**WHAT TO DO**.
Reproduce the records below line for line, omitting the pictures.

**Records**.
· · · · ·

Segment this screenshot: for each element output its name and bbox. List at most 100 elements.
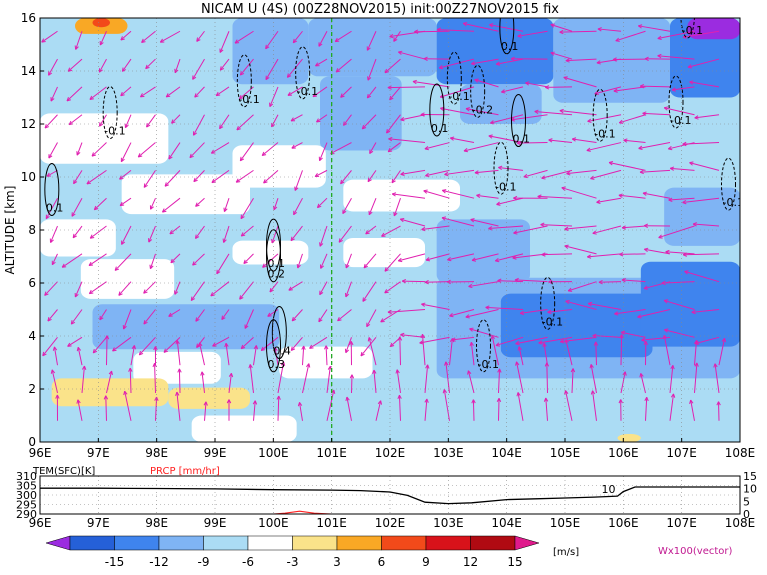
wind-vector-323: [400, 114, 426, 122]
wind-vector-179: [319, 253, 328, 269]
wind-vector-312: [146, 114, 156, 128]
surface-x-tick-label-2: 98E: [145, 516, 168, 530]
x-tick-label-10: 106E: [608, 446, 639, 460]
wind-vector-330: [559, 108, 597, 116]
wind-vector-377: [367, 58, 377, 81]
wind-vector-139: [691, 309, 720, 315]
wind-vector-136: [614, 309, 646, 316]
y-tick-label-4: 8: [28, 223, 36, 237]
wind-vector-224: [45, 197, 58, 220]
colorbar-label-8: 12: [463, 555, 478, 569]
x-tick-label-9: 105E: [550, 446, 581, 460]
wind-vector-80: [643, 341, 648, 366]
wind-vector-56: [52, 346, 58, 366]
wind-vector-385: [550, 51, 573, 60]
wind-vector-414: [559, 29, 597, 35]
wind-vector-250: [668, 197, 695, 202]
wind-vector-134: [565, 299, 597, 310]
wind-vector-145: [174, 281, 181, 295]
y-tick-label-3: 6: [28, 276, 36, 290]
wind-vector-183: [397, 253, 426, 263]
wind-vector-324: [420, 112, 450, 117]
wind-vector-235: [316, 197, 328, 209]
wind-vector-170: [88, 253, 107, 267]
wind-vector-245: [537, 194, 573, 199]
wind-vector-167: [684, 270, 720, 283]
wind-vector-386: [565, 58, 597, 63]
y-tick-label-6: 12: [21, 117, 36, 131]
wind-vector-161: [548, 279, 573, 284]
colorbar-swatch-7: [381, 535, 427, 551]
wind-vector-220: [621, 225, 646, 230]
wind-vector-372: [239, 58, 254, 76]
wind-vector-192: [619, 252, 646, 257]
shaded-region-24: [436, 219, 530, 283]
wind-vector-400: [234, 30, 254, 44]
wind-vector-1: [76, 399, 83, 421]
surface-x-ticks: 96E 97E 98E 99E 100E 101E 102E 103E 104E 105E 106E…: [29, 516, 756, 530]
wind-vector-164: [621, 277, 646, 283]
wind-vector-155: [401, 278, 426, 284]
wind-vector-362: [671, 86, 695, 92]
wind-vector-130: [465, 309, 499, 319]
wind-vector-204: [240, 225, 254, 237]
surface-panel: TEM(SFC)[K] PRCP [mm/hr] 310305300295290…: [16, 466, 757, 530]
wind-vector-398: [196, 30, 205, 42]
wind-vector-242: [476, 193, 499, 199]
wind-vector-64: [253, 345, 259, 366]
wind-vector-29: [81, 365, 87, 394]
wind-vector-391: [687, 58, 720, 69]
wind-vector-185: [447, 253, 475, 262]
wind-vector-93: [260, 336, 279, 352]
colorbar-swatch-9: [470, 535, 516, 551]
wind-vector-257: [164, 170, 181, 187]
wind-vector-95: [309, 336, 328, 349]
wind-vector-316: [236, 114, 254, 131]
wind-vector-287: [210, 142, 230, 154]
wind-vector-24: [644, 396, 649, 421]
wind-vector-193: [644, 247, 671, 255]
contour-line-17: [266, 319, 281, 373]
wind-vector-281: [76, 142, 83, 156]
colorbar-label-5: 3: [333, 555, 341, 569]
wind-vector-168: [51, 253, 58, 266]
wind-vector-173: [170, 253, 181, 264]
wind-vector-200: [148, 225, 156, 243]
wind-vector-276: [608, 161, 646, 171]
wind-vector-374: [286, 58, 303, 78]
contour-label-0: -0.1: [104, 125, 125, 138]
colorbar-swatch-4: [247, 535, 293, 551]
wind-vector-357: [545, 85, 573, 90]
wind-vector-230: [195, 197, 205, 207]
wind-vector-406: [393, 30, 401, 42]
wind-vector-44: [444, 361, 450, 394]
contour-label-6: -0.1: [448, 90, 469, 103]
wind-vector-239: [391, 192, 426, 199]
wind-vector-343: [215, 86, 230, 97]
wind-vector-212: [421, 225, 450, 232]
shaded-region-23: [92, 304, 280, 350]
wind-vector-321: [361, 114, 377, 130]
shaded-region-21: [279, 346, 373, 379]
wind-vector-417: [638, 24, 671, 32]
wind-vector-379: [398, 50, 426, 60]
wind-vector-334: [663, 106, 695, 116]
contour-label-18: -0.1: [542, 315, 563, 328]
wind-vector-26: [689, 399, 695, 421]
contour-label-11: -0.1: [670, 114, 691, 127]
contour-label-10: -0.1: [594, 127, 615, 140]
wind-vector-18: [496, 397, 502, 421]
wind-vector-50: [589, 364, 597, 394]
wind-vector-13: [375, 400, 383, 421]
wind-vector-360: [613, 86, 646, 93]
contour-labels: -0.1-0.1-0.10.10.10.1-0.1-0.20.1-0.1-0.1…: [44, 18, 740, 373]
contour-line-6: [446, 51, 462, 105]
x-tick-label-4: 100E: [258, 446, 289, 460]
contour-line-3: [44, 162, 60, 216]
wind-vector-53: [669, 365, 675, 394]
wind-vector-172: [149, 253, 156, 270]
wind-vector-148: [239, 281, 254, 300]
wind-vector-174: [192, 253, 205, 266]
wind-vector-89: [163, 336, 181, 353]
wind-vector-175: [216, 253, 230, 275]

· · · · ·

**FINAL ANSWER**.
Segment this screenshot: for each element output its name and bbox. List at most 100 elements.
wind-vector-323: [400, 114, 426, 122]
wind-vector-179: [319, 253, 328, 269]
wind-vector-312: [146, 114, 156, 128]
surface-x-tick-label-2: 98E: [145, 516, 168, 530]
x-tick-label-10: 106E: [608, 446, 639, 460]
wind-vector-330: [559, 108, 597, 116]
wind-vector-377: [367, 58, 377, 81]
wind-vector-139: [691, 309, 720, 315]
wind-vector-136: [614, 309, 646, 316]
y-tick-label-4: 8: [28, 223, 36, 237]
wind-vector-224: [45, 197, 58, 220]
colorbar-label-8: 12: [463, 555, 478, 569]
x-tick-label-9: 105E: [550, 446, 581, 460]
wind-vector-80: [643, 341, 648, 366]
wind-vector-56: [52, 346, 58, 366]
wind-vector-385: [550, 51, 573, 60]
wind-vector-414: [559, 29, 597, 35]
wind-vector-250: [668, 197, 695, 202]
wind-vector-134: [565, 299, 597, 310]
wind-vector-145: [174, 281, 181, 295]
y-tick-label-3: 6: [28, 276, 36, 290]
wind-vector-183: [397, 253, 426, 263]
wind-vector-324: [420, 112, 450, 117]
wind-vector-235: [316, 197, 328, 209]
wind-vector-170: [88, 253, 107, 267]
wind-vector-245: [537, 194, 573, 199]
wind-vector-167: [684, 270, 720, 283]
wind-vector-386: [565, 58, 597, 63]
y-tick-label-6: 12: [21, 117, 36, 131]
wind-vector-161: [548, 279, 573, 284]
colorbar-swatch-7: [381, 535, 427, 551]
wind-vector-220: [621, 225, 646, 230]
wind-vector-372: [239, 58, 254, 76]
wind-vector-192: [619, 252, 646, 257]
shaded-region-24: [436, 219, 530, 283]
wind-vector-400: [234, 30, 254, 44]
wind-vector-1: [76, 399, 83, 421]
surface-x-ticks: 96E 97E 98E 99E 100E 101E 102E 103E 104E 105E 106E…: [29, 516, 756, 530]
wind-vector-164: [621, 277, 646, 283]
wind-vector-155: [401, 278, 426, 284]
wind-vector-362: [671, 86, 695, 92]
wind-vector-130: [465, 309, 499, 319]
wind-vector-204: [240, 225, 254, 237]
surface-panel: TEM(SFC)[K] PRCP [mm/hr] 310305300295290…: [16, 466, 757, 530]
wind-vector-398: [196, 30, 205, 42]
wind-vector-242: [476, 193, 499, 199]
wind-vector-64: [253, 345, 259, 366]
wind-vector-29: [81, 365, 87, 394]
wind-vector-391: [687, 58, 720, 69]
wind-vector-185: [447, 253, 475, 262]
wind-vector-93: [260, 336, 279, 352]
colorbar-swatch-9: [470, 535, 516, 551]
wind-vector-257: [164, 170, 181, 187]
wind-vector-95: [309, 336, 328, 349]
wind-vector-316: [236, 114, 254, 131]
wind-vector-287: [210, 142, 230, 154]
wind-vector-24: [644, 396, 649, 421]
wind-vector-193: [644, 247, 671, 255]
contour-line-17: [266, 319, 281, 373]
wind-vector-281: [76, 142, 83, 156]
colorbar-label-5: 3: [333, 555, 341, 569]
wind-vector-168: [51, 253, 58, 266]
wind-vector-173: [170, 253, 181, 264]
wind-vector-200: [148, 225, 156, 243]
wind-vector-276: [608, 161, 646, 171]
wind-vector-374: [286, 58, 303, 78]
contour-label-0: -0.1: [104, 125, 125, 138]
colorbar-swatch-4: [247, 535, 293, 551]
wind-vector-357: [545, 85, 573, 90]
wind-vector-230: [195, 197, 205, 207]
wind-vector-406: [393, 30, 401, 42]
wind-vector-44: [444, 361, 450, 394]
contour-label-6: -0.1: [448, 90, 469, 103]
wind-vector-239: [391, 192, 426, 199]
wind-vector-343: [215, 86, 230, 97]
wind-vector-212: [421, 225, 450, 232]
shaded-region-23: [92, 304, 280, 350]
wind-vector-321: [361, 114, 377, 130]
shaded-region-21: [279, 346, 373, 379]
wind-vector-417: [638, 24, 671, 32]
wind-vector-379: [398, 50, 426, 60]
wind-vector-334: [663, 106, 695, 116]
contour-label-18: -0.1: [542, 315, 563, 328]
wind-vector-26: [689, 399, 695, 421]
contour-label-11: -0.1: [670, 114, 691, 127]
contour-label-10: -0.1: [594, 127, 615, 140]
wind-vector-18: [496, 397, 502, 421]
wind-vector-50: [589, 364, 597, 394]
wind-vector-13: [375, 400, 383, 421]
wind-vector-360: [613, 86, 646, 93]
contour-labels: -0.1-0.1-0.10.10.10.1-0.1-0.20.1-0.1-0.1…: [44, 18, 740, 373]
contour-line-6: [446, 51, 462, 105]
x-tick-label-4: 100E: [258, 446, 289, 460]
contour-line-3: [44, 162, 60, 216]
wind-vector-53: [669, 365, 675, 394]
wind-vector-172: [149, 253, 156, 270]
wind-vector-148: [239, 281, 254, 300]
wind-vector-174: [192, 253, 205, 266]
wind-vector-89: [163, 336, 181, 353]
wind-vector-175: [216, 253, 230, 275]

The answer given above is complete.